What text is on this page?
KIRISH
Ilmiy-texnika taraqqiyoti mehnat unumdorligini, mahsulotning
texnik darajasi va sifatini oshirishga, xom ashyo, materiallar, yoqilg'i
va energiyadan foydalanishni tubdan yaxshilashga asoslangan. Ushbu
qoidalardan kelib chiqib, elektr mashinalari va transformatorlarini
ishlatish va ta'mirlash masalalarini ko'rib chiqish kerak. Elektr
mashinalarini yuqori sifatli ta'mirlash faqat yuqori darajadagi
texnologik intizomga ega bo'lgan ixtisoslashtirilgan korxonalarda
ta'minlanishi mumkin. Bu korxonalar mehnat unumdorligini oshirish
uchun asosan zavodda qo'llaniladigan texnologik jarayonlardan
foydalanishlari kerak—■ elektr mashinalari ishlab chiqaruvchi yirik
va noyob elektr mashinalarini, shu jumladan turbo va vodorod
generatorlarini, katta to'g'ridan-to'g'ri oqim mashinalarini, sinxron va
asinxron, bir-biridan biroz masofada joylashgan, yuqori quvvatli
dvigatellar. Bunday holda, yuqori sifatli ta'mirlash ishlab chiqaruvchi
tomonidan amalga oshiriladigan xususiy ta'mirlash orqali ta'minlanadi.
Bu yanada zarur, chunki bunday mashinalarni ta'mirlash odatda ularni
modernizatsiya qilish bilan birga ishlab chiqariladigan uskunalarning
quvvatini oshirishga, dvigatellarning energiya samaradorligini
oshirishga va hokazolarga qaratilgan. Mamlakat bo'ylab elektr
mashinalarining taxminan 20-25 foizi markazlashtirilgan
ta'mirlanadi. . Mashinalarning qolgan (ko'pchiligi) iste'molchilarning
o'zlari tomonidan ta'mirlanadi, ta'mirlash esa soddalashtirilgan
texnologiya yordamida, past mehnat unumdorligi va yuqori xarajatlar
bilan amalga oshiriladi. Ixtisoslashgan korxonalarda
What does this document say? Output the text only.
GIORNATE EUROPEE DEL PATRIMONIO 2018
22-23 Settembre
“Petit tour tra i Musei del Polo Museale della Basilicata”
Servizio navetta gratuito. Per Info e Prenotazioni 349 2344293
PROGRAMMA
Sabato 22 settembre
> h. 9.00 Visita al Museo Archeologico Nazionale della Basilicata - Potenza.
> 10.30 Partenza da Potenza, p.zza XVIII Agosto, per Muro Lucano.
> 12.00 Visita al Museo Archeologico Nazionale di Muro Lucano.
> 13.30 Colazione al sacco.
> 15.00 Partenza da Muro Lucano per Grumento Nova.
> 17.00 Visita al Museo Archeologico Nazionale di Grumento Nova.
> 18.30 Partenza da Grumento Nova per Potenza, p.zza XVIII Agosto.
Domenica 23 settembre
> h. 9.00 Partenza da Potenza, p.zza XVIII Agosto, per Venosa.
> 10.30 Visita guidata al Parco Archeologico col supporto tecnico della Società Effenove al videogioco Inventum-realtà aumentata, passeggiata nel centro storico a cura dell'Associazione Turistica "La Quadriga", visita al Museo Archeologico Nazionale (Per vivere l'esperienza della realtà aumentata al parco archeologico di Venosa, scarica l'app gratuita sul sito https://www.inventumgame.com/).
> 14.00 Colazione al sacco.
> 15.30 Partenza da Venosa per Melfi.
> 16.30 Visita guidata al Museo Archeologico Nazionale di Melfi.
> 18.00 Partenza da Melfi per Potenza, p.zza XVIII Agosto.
________
» **Task prompt**
From the listing above, extract every line exactly as it stands.

» **Output for this task**
What text is on this page?
KIRISH
Ilmiy-texnika taraqqiyoti mehnat unumdorligini, mahsulotning
texnik darajasi va sifatini oshirishga, xom ashyo, materiallar, yoqilg'i
va energiyadan foydalanishni tubdan yaxshilashga asoslangan. Ushbu
qoidalardan kelib chiqib, elektr mashinalari va transformatorlarini
ishlatish va ta'mirlash masalalarini ko'rib chiqish kerak. Elektr
mashinalarini yuqori sifatli ta'mirlash faqat yuqori darajadagi
texnologik intizomga ega bo'lgan ixtisoslashtirilgan korxonalarda
ta'minlanishi mumkin. Bu korxonalar mehnat unumdorligini oshirish
uchun asosan zavodda qo'llaniladigan texnologik jarayonlardan
foydalanishlari kerak—■ elektr mashinalari ishlab chiqaruvchi yirik
va noyob elektr mashinalarini, shu jumladan turbo va vodorod
generatorlarini, katta to'g'ridan-to'g'ri oqim mashinalarini, sinxron va
asinxron, bir-biridan biroz masofada joylashgan, yuqori quvvatli
dvigatellar. Bunday holda, yuqori sifatli ta'mirlash ishlab chiqaruvchi
tomonidan amalga oshiriladigan xususiy ta'mirlash orqali ta'minlanadi.
Bu yanada zarur, chunki bunday mashinalarni ta'mirlash odatda ularni
modernizatsiya qilish bilan birga ishlab chiqariladigan uskunalarning
quvvatini oshirishga, dvigatellarning energiya samaradorligini
oshirishga va hokazolarga qaratilgan. Mamlakat bo'ylab elektr
mashinalarining taxminan 20-25 foizi markazlashtirilgan
ta'mirlanadi. . Mashinalarning qolgan (ko'pchiligi) iste'molchilarning
o'zlari tomonidan ta'mirlanadi, ta'mirlash esa soddalashtirilgan
texnologiya yordamida, past mehnat unumdorligi va yuqori xarajatlar
bilan amalga oshiriladi. Ixtisoslashgan korxonalarda
What does this document say? Output the text only.
GIORNATE EUROPEE DEL PATRIMONIO 2018
22-23 Settembre
“Petit tour tra i Musei del Polo Museale della Basilicata”
Servizio navetta gratuito. Per Info e Prenotazioni 349 2344293
PROGRAMMA
Sabato 22 settembre
> h. 9.00 Visita al Museo Archeologico Nazionale della Basilicata - Potenza.
> 10.30 Partenza da Potenza, p.zza XVIII Agosto, per Muro Lucano.
> 12.00 Visita al Museo Archeologico Nazionale di Muro Lucano.
> 13.30 Colazione al sacco.
> 15.00 Partenza da Muro Lucano per Grumento Nova.
> 17.00 Visita al Museo Archeologico Nazionale di Grumento Nova.
> 18.30 Partenza da Grumento Nova per Potenza, p.zza XVIII Agosto.
Domenica 23 settembre
> h. 9.00 Partenza da Potenza, p.zza XVIII Agosto, per Venosa.
> 10.30 Visita guidata al Parco Archeologico col supporto tecnico della Società Effenove al videogioco Inventum-realtà aumentata, passeggiata nel centro storico a cura dell'Associazione Turistica "La Quadriga", visita al Museo Archeologico Nazionale (Per vivere l'esperienza della realtà aumentata al parco archeologico di Venosa, scarica l'app gratuita sul sito https://www.inventumgame.com/).
> 14.00 Colazione al sacco.
> 15.30 Partenza da Venosa per Melfi.
> 16.30 Visita guidata al Museo Archeologico Nazionale di Melfi.
> 18.00 Partenza da Melfi per Potenza, p.zza XVIII Agosto.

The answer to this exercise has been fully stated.